• [WHAT YOU ARE ASKED TO DO]: Extract every entry word for word.

• [EXTRACTED MATERIAL]:

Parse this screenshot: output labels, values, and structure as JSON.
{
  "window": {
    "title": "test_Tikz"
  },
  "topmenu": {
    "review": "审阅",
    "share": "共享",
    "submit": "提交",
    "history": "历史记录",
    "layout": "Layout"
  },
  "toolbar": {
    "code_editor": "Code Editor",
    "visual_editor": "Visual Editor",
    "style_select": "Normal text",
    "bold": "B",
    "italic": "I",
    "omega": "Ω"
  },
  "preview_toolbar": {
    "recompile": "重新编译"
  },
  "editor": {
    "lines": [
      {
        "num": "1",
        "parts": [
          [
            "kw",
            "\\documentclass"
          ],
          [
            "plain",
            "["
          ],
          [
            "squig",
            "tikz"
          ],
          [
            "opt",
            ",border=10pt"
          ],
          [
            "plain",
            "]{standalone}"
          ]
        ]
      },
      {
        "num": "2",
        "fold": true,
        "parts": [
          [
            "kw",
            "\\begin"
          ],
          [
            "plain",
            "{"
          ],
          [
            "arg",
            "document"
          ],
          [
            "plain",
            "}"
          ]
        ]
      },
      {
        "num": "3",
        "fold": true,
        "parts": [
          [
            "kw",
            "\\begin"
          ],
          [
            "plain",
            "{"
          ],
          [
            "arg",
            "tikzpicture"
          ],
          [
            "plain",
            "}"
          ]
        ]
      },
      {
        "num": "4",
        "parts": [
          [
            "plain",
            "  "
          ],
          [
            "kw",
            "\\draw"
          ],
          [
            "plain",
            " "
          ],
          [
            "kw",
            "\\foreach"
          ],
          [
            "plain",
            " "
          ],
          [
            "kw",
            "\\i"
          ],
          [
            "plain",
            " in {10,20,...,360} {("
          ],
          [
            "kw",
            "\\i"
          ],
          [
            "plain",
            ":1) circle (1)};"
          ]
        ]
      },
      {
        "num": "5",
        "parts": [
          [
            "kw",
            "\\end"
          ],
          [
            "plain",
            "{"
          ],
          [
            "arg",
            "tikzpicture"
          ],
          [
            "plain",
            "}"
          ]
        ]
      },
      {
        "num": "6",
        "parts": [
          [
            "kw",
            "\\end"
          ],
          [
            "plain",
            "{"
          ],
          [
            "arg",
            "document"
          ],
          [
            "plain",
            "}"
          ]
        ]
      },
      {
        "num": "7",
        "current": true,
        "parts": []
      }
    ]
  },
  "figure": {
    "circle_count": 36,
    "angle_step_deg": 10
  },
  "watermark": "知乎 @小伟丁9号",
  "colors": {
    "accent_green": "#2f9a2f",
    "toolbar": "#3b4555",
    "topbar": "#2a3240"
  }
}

• [CORRECT RESPONSE]:
Parse this screenshot: output labels, values, and structure as JSON.
{
  "window": {
    "title": "test_Tikz"
  },
  "topmenu": {
    "review": "审阅",
    "share": "共享",
    "submit": "提交",
    "history": "历史记录",
    "layout": "Layout"
  },
  "toolbar": {
    "code_editor": "Code Editor",
    "visual_editor": "Visual Editor",
    "style_select": "Normal text",
    "bold": "B",
    "italic": "I",
    "omega": "Ω"
  },
  "preview_toolbar": {
    "recompile": "重新编译"
  },
  "editor": {
    "lines": [
      {
        "num": "1",
        "parts": [
          [
            "kw",
            "\\documentclass"
          ],
          [
            "plain",
            "["
          ],
          [
            "squig",
            "tikz"
          ],
          [
            "opt",
            ",border=10pt"
          ],
          [
            "plain",
            "]{standalone}"
          ]
        ]
      },
      {
        "num": "2",
        "fold": true,
        "parts": [
          [
            "kw",
            "\\begin"
          ],
          [
            "plain",
            "{"
          ],
          [
            "arg",
            "document"
          ],
          [
            "plain",
            "}"
          ]
        ]
      },
      {
        "num": "3",
        "fold": true,
        "parts": [
          [
            "kw",
            "\\begin"
          ],
          [
            "plain",
            "{"
          ],
          [
            "arg",
            "tikzpicture"
          ],
          [
            "plain",
            "}"
          ]
        ]
      },
      {
        "num": "4",
        "parts": [
          [
            "plain",
            "  "
          ],
          [
            "kw",
            "\\draw"
          ],
          [
            "plain",
            " "
          ],
          [
            "kw",
            "\\foreach"
          ],
          [
            "plain",
            " "
          ],
          [
            "kw",
            "\\i"
          ],
          [
            "plain",
            " in {10,20,...,360} {("
          ],
          [
            "kw",
            "\\i"
          ],
          [
            "plain",
            ":1) circle (1)};"
          ]
        ]
      },
      {
        "num": "5",
        "parts": [
          [
            "kw",
            "\\end"
          ],
          [
            "plain",
            "{"
          ],
          [
            "arg",
            "tikzpicture"
          ],
          [
            "plain",
            "}"
          ]
        ]
      },
      {
        "num": "6",
        "parts": [
          [
            "kw",
            "\\end"
          ],
          [
            "plain",
            "{"
          ],
          [
            "arg",
            "document"
          ],
          [
            "plain",
            "}"
          ]
        ]
      },
      {
        "num": "7",
        "current": true,
        "parts": []
      }
    ]
  },
  "figure": {
    "circle_count": 36,
    "angle_step_deg": 10
  },
  "watermark": "知乎 @小伟丁9号",
  "colors": {
    "accent_green": "#2f9a2f",
    "toolbar": "#3b4555",
    "topbar": "#2a3240"
  }
}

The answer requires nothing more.